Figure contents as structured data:
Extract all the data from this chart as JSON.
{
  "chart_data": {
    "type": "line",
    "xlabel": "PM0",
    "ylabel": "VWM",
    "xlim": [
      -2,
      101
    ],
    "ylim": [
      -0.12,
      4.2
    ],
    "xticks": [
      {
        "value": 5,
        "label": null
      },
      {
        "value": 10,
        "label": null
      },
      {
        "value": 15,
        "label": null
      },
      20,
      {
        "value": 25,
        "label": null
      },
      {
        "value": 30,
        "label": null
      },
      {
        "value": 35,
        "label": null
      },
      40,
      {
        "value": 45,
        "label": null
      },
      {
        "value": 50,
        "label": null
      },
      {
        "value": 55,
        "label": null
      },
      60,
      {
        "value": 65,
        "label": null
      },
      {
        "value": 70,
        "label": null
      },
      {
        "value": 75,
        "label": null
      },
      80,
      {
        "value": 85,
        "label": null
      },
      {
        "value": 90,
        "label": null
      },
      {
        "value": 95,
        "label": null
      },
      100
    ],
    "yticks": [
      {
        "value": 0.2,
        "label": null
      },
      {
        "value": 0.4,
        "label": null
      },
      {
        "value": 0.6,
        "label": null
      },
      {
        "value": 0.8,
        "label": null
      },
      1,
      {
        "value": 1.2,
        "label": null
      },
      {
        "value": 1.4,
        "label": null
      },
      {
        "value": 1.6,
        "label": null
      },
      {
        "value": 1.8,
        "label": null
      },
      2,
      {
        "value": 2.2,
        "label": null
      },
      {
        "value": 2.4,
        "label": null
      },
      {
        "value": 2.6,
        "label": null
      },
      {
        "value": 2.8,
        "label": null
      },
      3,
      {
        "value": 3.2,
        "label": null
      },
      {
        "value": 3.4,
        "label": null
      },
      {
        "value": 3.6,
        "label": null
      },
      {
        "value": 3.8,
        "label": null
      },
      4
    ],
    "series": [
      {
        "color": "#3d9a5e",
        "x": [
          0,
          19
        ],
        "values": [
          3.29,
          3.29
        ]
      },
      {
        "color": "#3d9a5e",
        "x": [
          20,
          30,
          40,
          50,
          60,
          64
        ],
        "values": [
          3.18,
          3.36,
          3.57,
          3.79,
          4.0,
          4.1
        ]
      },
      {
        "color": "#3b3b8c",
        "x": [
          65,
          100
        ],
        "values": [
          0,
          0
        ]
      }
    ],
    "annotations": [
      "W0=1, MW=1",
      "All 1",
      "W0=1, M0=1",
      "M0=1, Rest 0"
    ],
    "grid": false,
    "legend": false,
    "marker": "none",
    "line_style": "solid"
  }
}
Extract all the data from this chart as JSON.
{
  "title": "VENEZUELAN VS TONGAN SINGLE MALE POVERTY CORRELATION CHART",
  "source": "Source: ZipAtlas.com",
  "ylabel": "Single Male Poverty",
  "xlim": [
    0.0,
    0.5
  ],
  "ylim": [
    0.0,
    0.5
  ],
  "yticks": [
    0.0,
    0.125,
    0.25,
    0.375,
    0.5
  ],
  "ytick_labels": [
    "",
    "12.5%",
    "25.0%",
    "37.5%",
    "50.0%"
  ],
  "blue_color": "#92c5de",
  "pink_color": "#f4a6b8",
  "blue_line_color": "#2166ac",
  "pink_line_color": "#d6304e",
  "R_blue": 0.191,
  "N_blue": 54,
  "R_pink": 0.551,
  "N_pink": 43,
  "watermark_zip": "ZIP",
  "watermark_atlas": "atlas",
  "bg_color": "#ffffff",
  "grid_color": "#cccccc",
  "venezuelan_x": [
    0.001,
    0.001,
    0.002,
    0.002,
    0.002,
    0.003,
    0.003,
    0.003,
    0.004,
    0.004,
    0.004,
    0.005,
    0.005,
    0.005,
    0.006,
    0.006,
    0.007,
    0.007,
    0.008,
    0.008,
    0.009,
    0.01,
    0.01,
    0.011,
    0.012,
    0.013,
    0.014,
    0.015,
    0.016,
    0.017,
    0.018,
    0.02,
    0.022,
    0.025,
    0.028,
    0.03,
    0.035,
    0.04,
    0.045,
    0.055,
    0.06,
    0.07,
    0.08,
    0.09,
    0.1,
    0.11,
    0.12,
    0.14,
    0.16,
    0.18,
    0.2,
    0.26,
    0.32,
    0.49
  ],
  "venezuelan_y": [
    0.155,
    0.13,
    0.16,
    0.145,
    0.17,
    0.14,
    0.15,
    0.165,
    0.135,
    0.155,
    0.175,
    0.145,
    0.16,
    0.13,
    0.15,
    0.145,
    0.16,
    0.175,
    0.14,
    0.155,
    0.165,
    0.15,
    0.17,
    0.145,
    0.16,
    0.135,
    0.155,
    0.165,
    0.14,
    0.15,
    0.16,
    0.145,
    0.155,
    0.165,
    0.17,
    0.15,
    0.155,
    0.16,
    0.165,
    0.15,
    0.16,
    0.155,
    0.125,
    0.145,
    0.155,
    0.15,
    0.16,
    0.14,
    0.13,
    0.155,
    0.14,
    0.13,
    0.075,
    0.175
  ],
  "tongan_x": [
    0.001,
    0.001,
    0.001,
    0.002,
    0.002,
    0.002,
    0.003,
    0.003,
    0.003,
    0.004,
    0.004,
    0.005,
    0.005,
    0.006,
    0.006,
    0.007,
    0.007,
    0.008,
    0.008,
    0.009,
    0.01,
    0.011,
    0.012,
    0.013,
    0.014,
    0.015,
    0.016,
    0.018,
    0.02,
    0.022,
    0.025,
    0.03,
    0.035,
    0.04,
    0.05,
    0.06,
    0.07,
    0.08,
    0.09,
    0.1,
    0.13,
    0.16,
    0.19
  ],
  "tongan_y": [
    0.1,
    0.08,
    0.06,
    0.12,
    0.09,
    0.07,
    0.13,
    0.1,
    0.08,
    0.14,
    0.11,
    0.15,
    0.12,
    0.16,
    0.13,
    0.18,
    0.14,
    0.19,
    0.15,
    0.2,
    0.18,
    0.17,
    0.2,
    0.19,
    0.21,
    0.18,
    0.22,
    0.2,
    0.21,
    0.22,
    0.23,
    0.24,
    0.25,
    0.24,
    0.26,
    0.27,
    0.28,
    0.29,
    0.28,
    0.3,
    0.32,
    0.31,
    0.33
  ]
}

» **Task instructions**: Copy out each record exactly as given, omitting none.

» **Solution for this problem**:
Extract all the data from this chart as JSON.
{
  "chart_data": {
    "type": "line",
    "xlabel": "PM0",
    "ylabel": "VWM",
    "xlim": [
      -2,
      101
    ],
    "ylim": [
      -0.12,
      4.2
    ],
    "xticks": [
      {
        "value": 5,
        "label": null
      },
      {
        "value": 10,
        "label": null
      },
      {
        "value": 15,
        "label": null
      },
      20,
      {
        "value": 25,
        "label": null
      },
      {
        "value": 30,
        "label": null
      },
      {
        "value": 35,
        "label": null
      },
      40,
      {
        "value": 45,
        "label": null
      },
      {
        "value": 50,
        "label": null
      },
      {
        "value": 55,
        "label": null
      },
      60,
      {
        "value": 65,
        "label": null
      },
      {
        "value": 70,
        "label": null
      },
      {
        "value": 75,
        "label": null
      },
      80,
      {
        "value": 85,
        "label": null
      },
      {
        "value": 90,
        "label": null
      },
      {
        "value": 95,
        "label": null
      },
      100
    ],
    "yticks": [
      {
        "value": 0.2,
        "label": null
      },
      {
        "value": 0.4,
        "label": null
      },
      {
        "value": 0.6,
        "label": null
      },
      {
        "value": 0.8,
        "label": null
      },
      1,
      {
        "value": 1.2,
        "label": null
      },
      {
        "value": 1.4,
        "label": null
      },
      {
        "value": 1.6,
        "label": null
      },
      {
        "value": 1.8,
        "label": null
      },
      2,
      {
        "value": 2.2,
        "label": null
      },
      {
        "value": 2.4,
        "label": null
      },
      {
        "value": 2.6,
        "label": null
      },
      {
        "value": 2.8,
        "label": null
      },
      3,
      {
        "value": 3.2,
        "label": null
      },
      {
        "value": 3.4,
        "label": null
      },
      {
        "value": 3.6,
        "label": null
      },
      {
        "value": 3.8,
        "label": null
      },
      4
    ],
    "series": [
      {
        "color": "#3d9a5e",
        "x": [
          0,
          19
        ],
        "values": [
          3.29,
          3.29
        ]
      },
      {
        "color": "#3d9a5e",
        "x": [
          20,
          30,
          40,
          50,
          60,
          64
        ],
        "values": [
          3.18,
          3.36,
          3.57,
          3.79,
          4.0,
          4.1
        ]
      },
      {
        "color": "#3b3b8c",
        "x": [
          65,
          100
        ],
        "values": [
          0,
          0
        ]
      }
    ],
    "annotations": [
      "W0=1, MW=1",
      "All 1",
      "W0=1, M0=1",
      "M0=1, Rest 0"
    ],
    "grid": false,
    "legend": false,
    "marker": "none",
    "line_style": "solid"
  }
}
Extract all the data from this chart as JSON.
{
  "title": "VENEZUELAN VS TONGAN SINGLE MALE POVERTY CORRELATION CHART",
  "source": "Source: ZipAtlas.com",
  "ylabel": "Single Male Poverty",
  "xlim": [
    0.0,
    0.5
  ],
  "ylim": [
    0.0,
    0.5
  ],
  "yticks": [
    0.0,
    0.125,
    0.25,
    0.375,
    0.5
  ],
  "ytick_labels": [
    "",
    "12.5%",
    "25.0%",
    "37.5%",
    "50.0%"
  ],
  "blue_color": "#92c5de",
  "pink_color": "#f4a6b8",
  "blue_line_color": "#2166ac",
  "pink_line_color": "#d6304e",
  "R_blue": 0.191,
  "N_blue": 54,
  "R_pink": 0.551,
  "N_pink": 43,
  "watermark_zip": "ZIP",
  "watermark_atlas": "atlas",
  "bg_color": "#ffffff",
  "grid_color": "#cccccc",
  "venezuelan_x": [
    0.001,
    0.001,
    0.002,
    0.002,
    0.002,
    0.003,
    0.003,
    0.003,
    0.004,
    0.004,
    0.004,
    0.005,
    0.005,
    0.005,
    0.006,
    0.006,
    0.007,
    0.007,
    0.008,
    0.008,
    0.009,
    0.01,
    0.01,
    0.011,
    0.012,
    0.013,
    0.014,
    0.015,
    0.016,
    0.017,
    0.018,
    0.02,
    0.022,
    0.025,
    0.028,
    0.03,
    0.035,
    0.04,
    0.045,
    0.055,
    0.06,
    0.07,
    0.08,
    0.09,
    0.1,
    0.11,
    0.12,
    0.14,
    0.16,
    0.18,
    0.2,
    0.26,
    0.32,
    0.49
  ],
  "venezuelan_y": [
    0.155,
    0.13,
    0.16,
    0.145,
    0.17,
    0.14,
    0.15,
    0.165,
    0.135,
    0.155,
    0.175,
    0.145,
    0.16,
    0.13,
    0.15,
    0.145,
    0.16,
    0.175,
    0.14,
    0.155,
    0.165,
    0.15,
    0.17,
    0.145,
    0.16,
    0.135,
    0.155,
    0.165,
    0.14,
    0.15,
    0.16,
    0.145,
    0.155,
    0.165,
    0.17,
    0.15,
    0.155,
    0.16,
    0.165,
    0.15,
    0.16,
    0.155,
    0.125,
    0.145,
    0.155,
    0.15,
    0.16,
    0.14,
    0.13,
    0.155,
    0.14,
    0.13,
    0.075,
    0.175
  ],
  "tongan_x": [
    0.001,
    0.001,
    0.001,
    0.002,
    0.002,
    0.002,
    0.003,
    0.003,
    0.003,
    0.004,
    0.004,
    0.005,
    0.005,
    0.006,
    0.006,
    0.007,
    0.007,
    0.008,
    0.008,
    0.009,
    0.01,
    0.011,
    0.012,
    0.013,
    0.014,
    0.015,
    0.016,
    0.018,
    0.02,
    0.022,
    0.025,
    0.03,
    0.035,
    0.04,
    0.05,
    0.06,
    0.07,
    0.08,
    0.09,
    0.1,
    0.13,
    0.16,
    0.19
  ],
  "tongan_y": [
    0.1,
    0.08,
    0.06,
    0.12,
    0.09,
    0.07,
    0.13,
    0.1,
    0.08,
    0.14,
    0.11,
    0.15,
    0.12,
    0.16,
    0.13,
    0.18,
    0.14,
    0.19,
    0.15,
    0.2,
    0.18,
    0.17,
    0.2,
    0.19,
    0.21,
    0.18,
    0.22,
    0.2,
    0.21,
    0.22,
    0.23,
    0.24,
    0.25,
    0.24,
    0.26,
    0.27,
    0.28,
    0.29,
    0.28,
    0.3,
    0.32,
    0.31,
    0.33
  ]
}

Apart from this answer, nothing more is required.